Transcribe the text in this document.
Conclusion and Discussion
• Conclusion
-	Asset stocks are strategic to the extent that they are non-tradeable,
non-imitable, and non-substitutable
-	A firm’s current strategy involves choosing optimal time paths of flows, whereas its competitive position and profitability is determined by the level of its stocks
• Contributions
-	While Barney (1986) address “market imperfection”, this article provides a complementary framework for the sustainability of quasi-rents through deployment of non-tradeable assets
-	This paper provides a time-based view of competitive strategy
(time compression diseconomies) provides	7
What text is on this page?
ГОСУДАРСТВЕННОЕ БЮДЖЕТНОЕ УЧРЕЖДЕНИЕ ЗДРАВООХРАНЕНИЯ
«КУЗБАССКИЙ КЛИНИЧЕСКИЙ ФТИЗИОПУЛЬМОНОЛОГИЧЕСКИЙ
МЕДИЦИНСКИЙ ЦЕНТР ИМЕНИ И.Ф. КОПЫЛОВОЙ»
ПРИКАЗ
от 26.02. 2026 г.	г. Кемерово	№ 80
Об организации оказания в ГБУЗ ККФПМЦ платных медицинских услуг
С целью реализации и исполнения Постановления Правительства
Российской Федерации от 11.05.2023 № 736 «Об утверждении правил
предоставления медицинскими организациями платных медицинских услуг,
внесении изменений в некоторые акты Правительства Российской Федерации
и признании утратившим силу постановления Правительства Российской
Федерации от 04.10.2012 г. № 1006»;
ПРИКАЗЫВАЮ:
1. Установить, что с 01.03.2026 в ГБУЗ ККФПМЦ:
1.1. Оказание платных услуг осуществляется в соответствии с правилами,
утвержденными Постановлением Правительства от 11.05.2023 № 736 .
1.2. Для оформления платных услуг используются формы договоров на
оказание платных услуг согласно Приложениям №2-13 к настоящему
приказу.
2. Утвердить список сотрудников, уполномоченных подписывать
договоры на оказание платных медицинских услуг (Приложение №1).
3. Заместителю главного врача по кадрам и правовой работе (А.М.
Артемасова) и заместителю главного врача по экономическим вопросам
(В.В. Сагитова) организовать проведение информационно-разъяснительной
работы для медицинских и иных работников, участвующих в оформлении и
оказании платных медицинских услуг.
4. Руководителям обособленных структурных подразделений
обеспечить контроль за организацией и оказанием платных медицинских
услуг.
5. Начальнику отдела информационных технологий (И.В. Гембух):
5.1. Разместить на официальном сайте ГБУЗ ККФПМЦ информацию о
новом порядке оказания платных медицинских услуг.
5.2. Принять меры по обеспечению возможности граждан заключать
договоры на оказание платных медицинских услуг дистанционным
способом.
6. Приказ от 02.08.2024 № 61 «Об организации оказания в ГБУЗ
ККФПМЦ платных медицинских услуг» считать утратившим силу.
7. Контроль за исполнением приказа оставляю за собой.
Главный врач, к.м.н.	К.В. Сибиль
# # # # #
■ **Exercise description**: Return solely the number of lines in the data that include the word "text".

■ **Response below**: 2